▶ What you are asked to do
Quote the whole listing exactly. Leave the pictures out of your copy.

[Dataset records]
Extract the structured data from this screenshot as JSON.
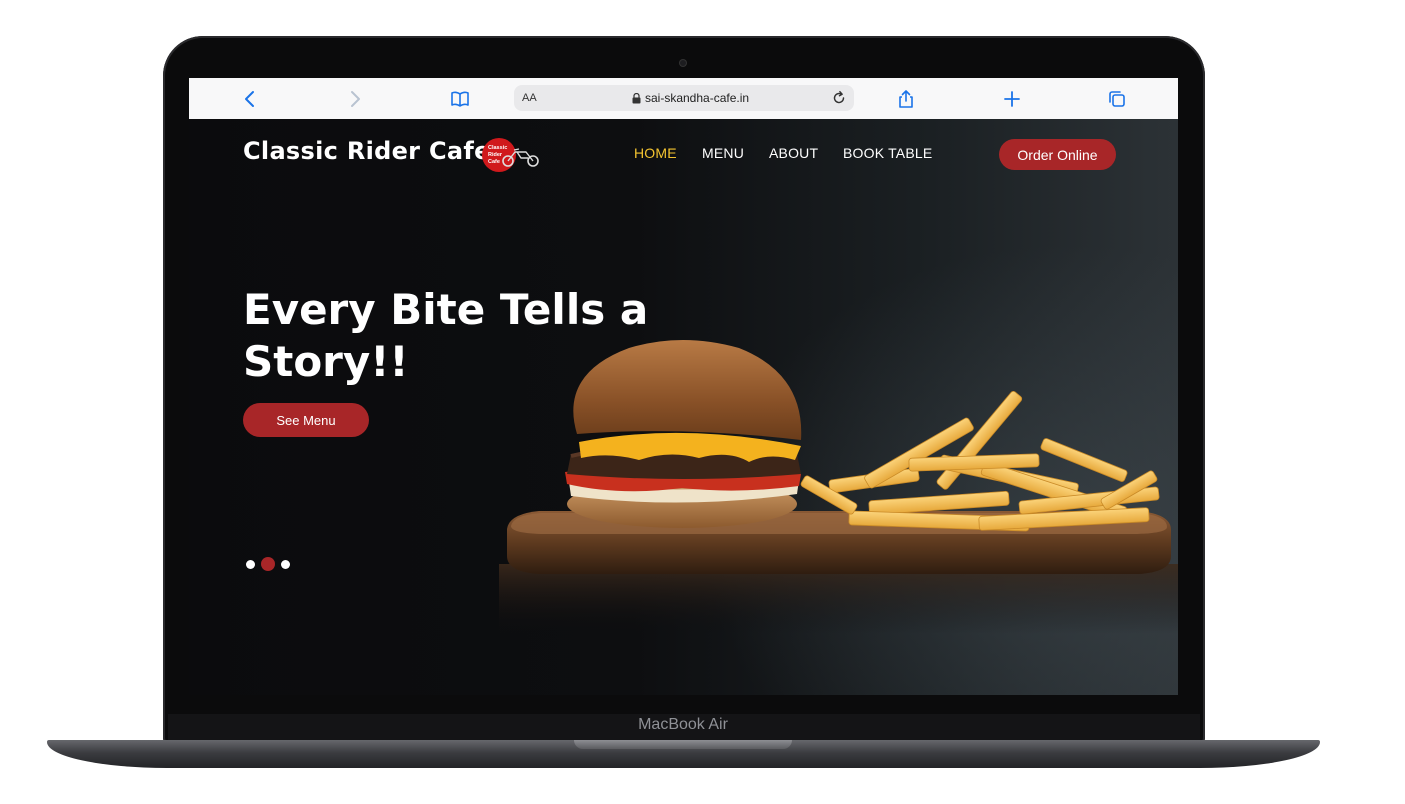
{
  "device": {
    "label": "MacBook Air"
  },
  "browser": {
    "address": {
      "reader_label": "AA",
      "url": "sai-skandha-cafe.in"
    }
  },
  "site": {
    "brand": "Classic Rider Cafe",
    "badge_lines": [
      "Classic",
      "Rider",
      "Cafe"
    ],
    "nav": [
      {
        "label": "HOME",
        "active": true
      },
      {
        "label": "MENU"
      },
      {
        "label": "ABOUT"
      },
      {
        "label": "BOOK TABLE"
      }
    ],
    "order_button": "Order Online",
    "hero": {
      "title_line1": "Every Bite Tells a",
      "title_line2": "Story!!",
      "cta": "See Menu"
    },
    "slider": {
      "count": 3,
      "active_index": 1
    }
  },
  "colors": {
    "accent": "#a82628",
    "nav_active": "#f4c430",
    "safari_blue": "#1a73e8"
  }
}
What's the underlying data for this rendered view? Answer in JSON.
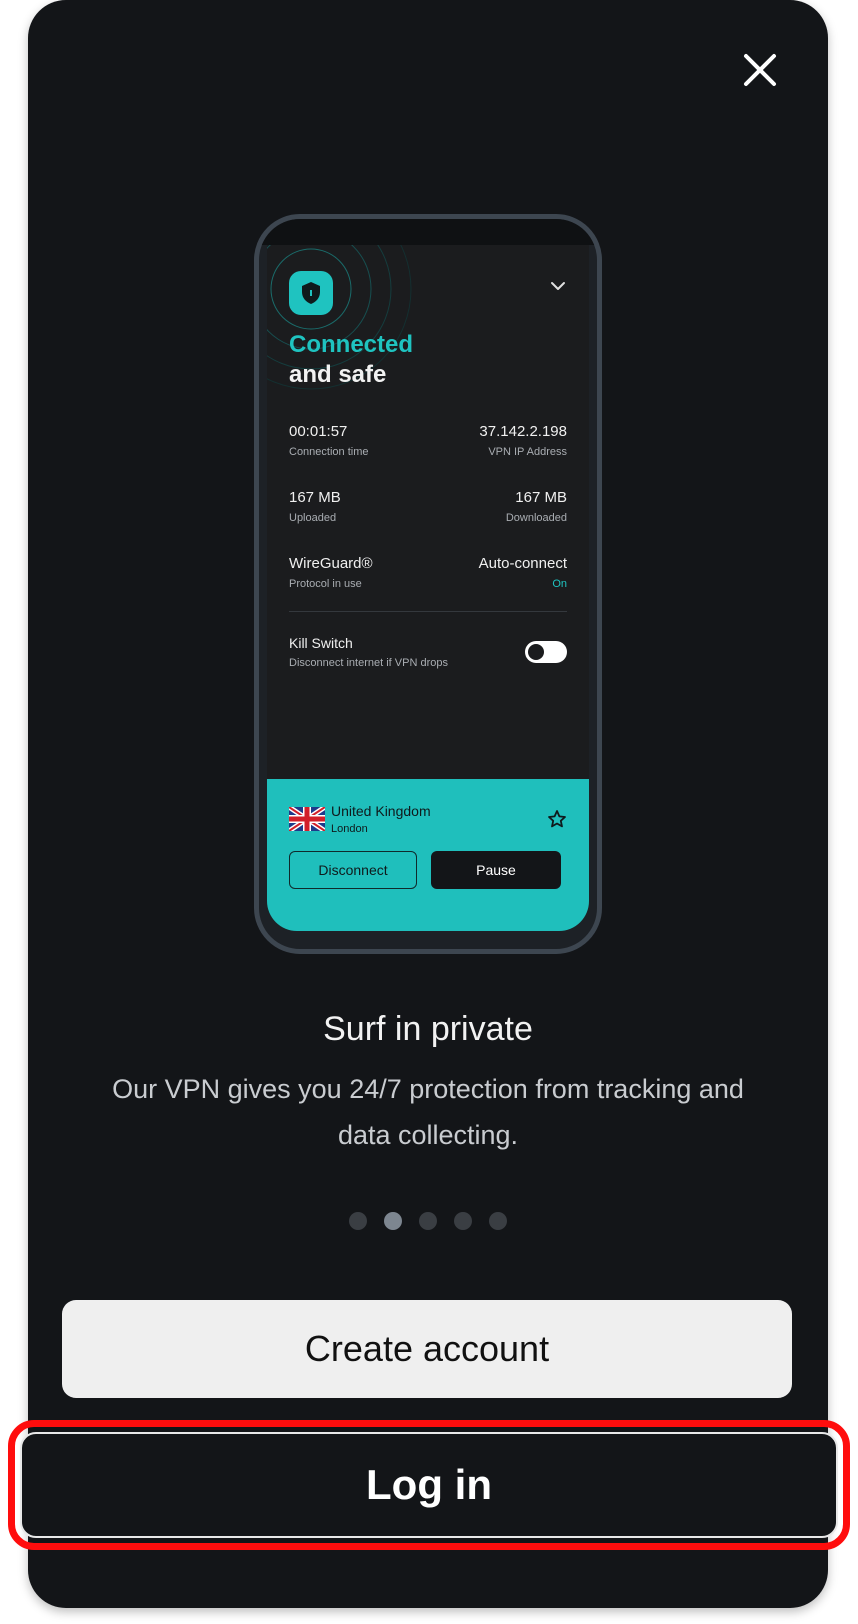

▶ Final result
Extract the structured data from this screenshot as JSON.
{
  "device": {
    "label": "MacBook Air"
  },
  "browser": {
    "address": {
      "reader_label": "AA",
      "url": "sai-skandha-cafe.in"
    }
  },
  "site": {
    "brand": "Classic Rider Cafe",
    "badge_lines": [
      "Classic",
      "Rider",
      "Cafe"
    ],
    "nav": [
      {
        "label": "HOME",
        "active": true
      },
      {
        "label": "MENU"
      },
      {
        "label": "ABOUT"
      },
      {
        "label": "BOOK TABLE"
      }
    ],
    "order_button": "Order Online",
    "hero": {
      "title_line1": "Every Bite Tells a",
      "title_line2": "Story!!",
      "cta": "See Menu"
    },
    "slider": {
      "count": 3,
      "active_index": 1
    }
  },
  "colors": {
    "accent": "#a82628",
    "nav_active": "#f4c430",
    "safari_blue": "#1a73e8"
  }
}
What's the underlying data for this rendered view? Answer in JSON.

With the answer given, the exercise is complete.